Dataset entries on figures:
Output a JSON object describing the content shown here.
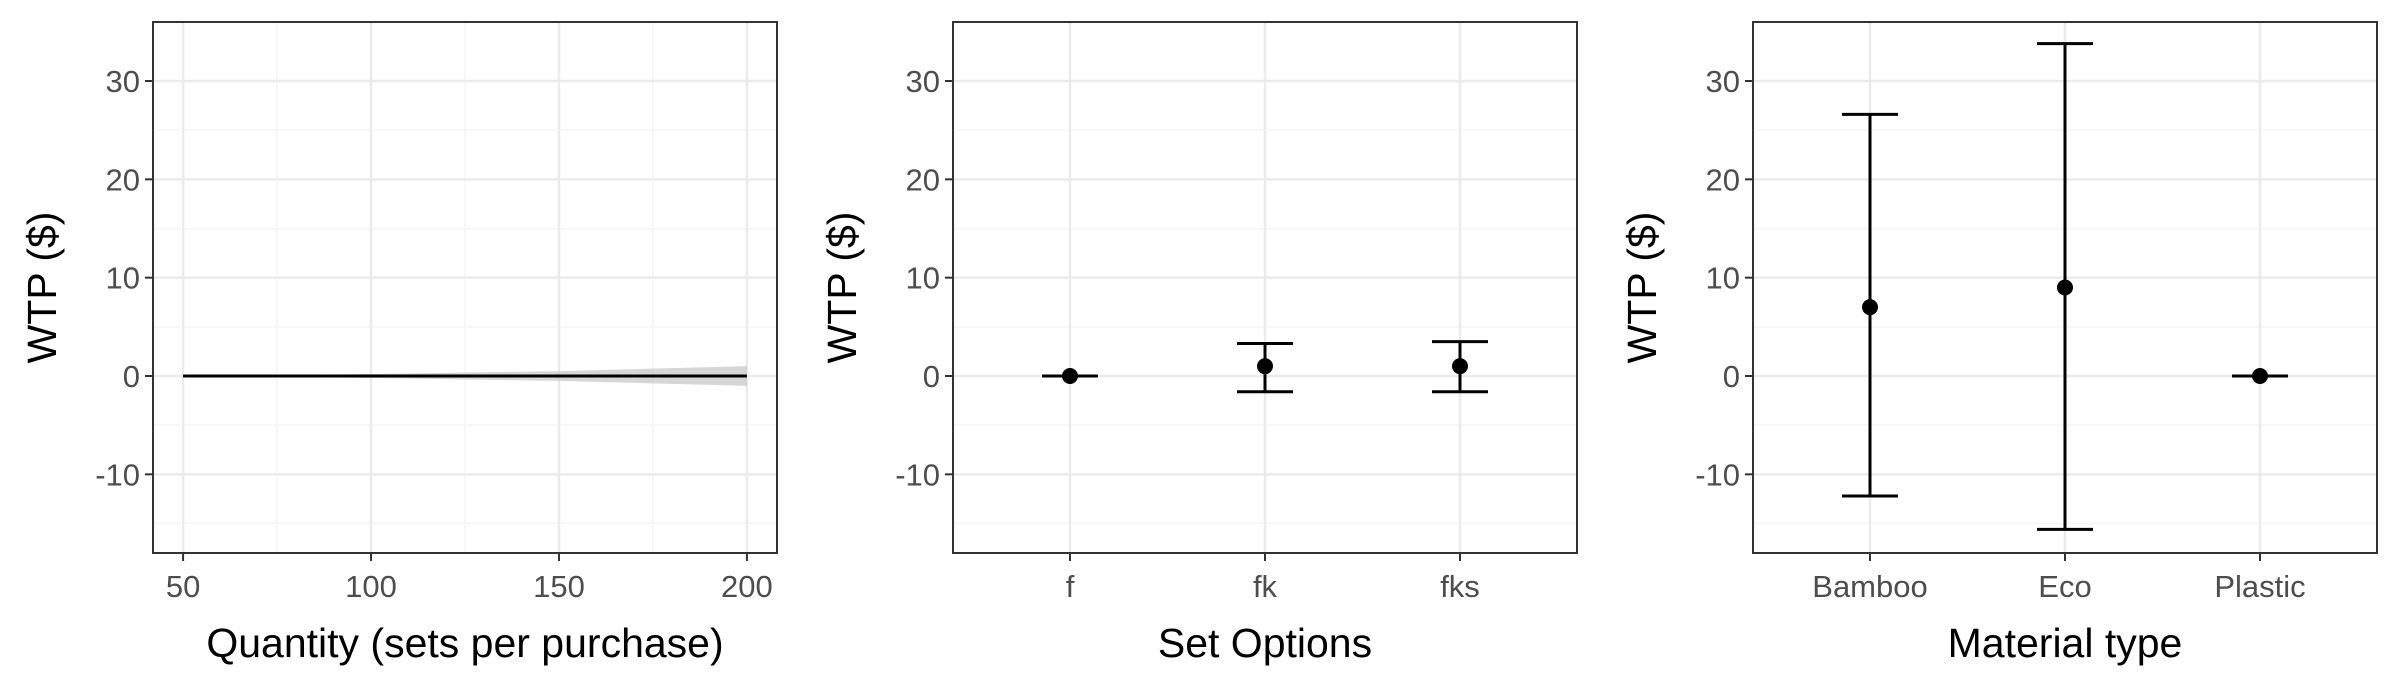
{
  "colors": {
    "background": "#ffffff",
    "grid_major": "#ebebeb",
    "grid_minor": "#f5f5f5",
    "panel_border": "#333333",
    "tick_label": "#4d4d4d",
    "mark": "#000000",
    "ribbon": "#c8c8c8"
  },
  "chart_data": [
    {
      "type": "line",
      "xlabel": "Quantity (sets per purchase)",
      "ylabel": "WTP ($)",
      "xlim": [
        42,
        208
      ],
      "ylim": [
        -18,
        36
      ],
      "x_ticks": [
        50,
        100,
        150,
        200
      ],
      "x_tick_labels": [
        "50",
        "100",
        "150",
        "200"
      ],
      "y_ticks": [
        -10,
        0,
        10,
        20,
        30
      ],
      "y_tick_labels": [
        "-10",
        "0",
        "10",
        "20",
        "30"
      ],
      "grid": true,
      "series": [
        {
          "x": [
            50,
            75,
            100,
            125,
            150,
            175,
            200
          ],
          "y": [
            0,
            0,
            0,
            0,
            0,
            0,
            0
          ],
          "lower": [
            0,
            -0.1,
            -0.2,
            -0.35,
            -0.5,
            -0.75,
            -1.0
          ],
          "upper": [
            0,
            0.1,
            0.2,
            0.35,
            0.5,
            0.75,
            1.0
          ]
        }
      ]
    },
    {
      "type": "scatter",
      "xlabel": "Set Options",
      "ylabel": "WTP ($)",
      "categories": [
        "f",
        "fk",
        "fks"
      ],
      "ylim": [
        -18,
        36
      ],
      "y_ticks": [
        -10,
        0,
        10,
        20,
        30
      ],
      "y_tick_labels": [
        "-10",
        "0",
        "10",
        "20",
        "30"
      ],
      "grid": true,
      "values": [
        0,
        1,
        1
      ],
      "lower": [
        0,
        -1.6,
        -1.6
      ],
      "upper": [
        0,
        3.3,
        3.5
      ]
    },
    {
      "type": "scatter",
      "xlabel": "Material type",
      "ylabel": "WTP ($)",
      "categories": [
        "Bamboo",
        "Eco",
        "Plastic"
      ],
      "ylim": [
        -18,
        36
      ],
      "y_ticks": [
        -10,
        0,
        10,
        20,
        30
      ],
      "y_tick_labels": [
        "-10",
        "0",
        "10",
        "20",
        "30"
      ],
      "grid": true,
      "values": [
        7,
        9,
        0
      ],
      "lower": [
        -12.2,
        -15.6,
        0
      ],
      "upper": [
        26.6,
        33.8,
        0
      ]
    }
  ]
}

- [GIVEN TASK]:
Select the lines from the entries that include the word "xlabel".

- [ANSWER FOR THIS EXERCISE]:
      "xlabel": "Quantity (sets per purchase)",
      "xlabel": "Set Options",
      "xlabel": "Material type",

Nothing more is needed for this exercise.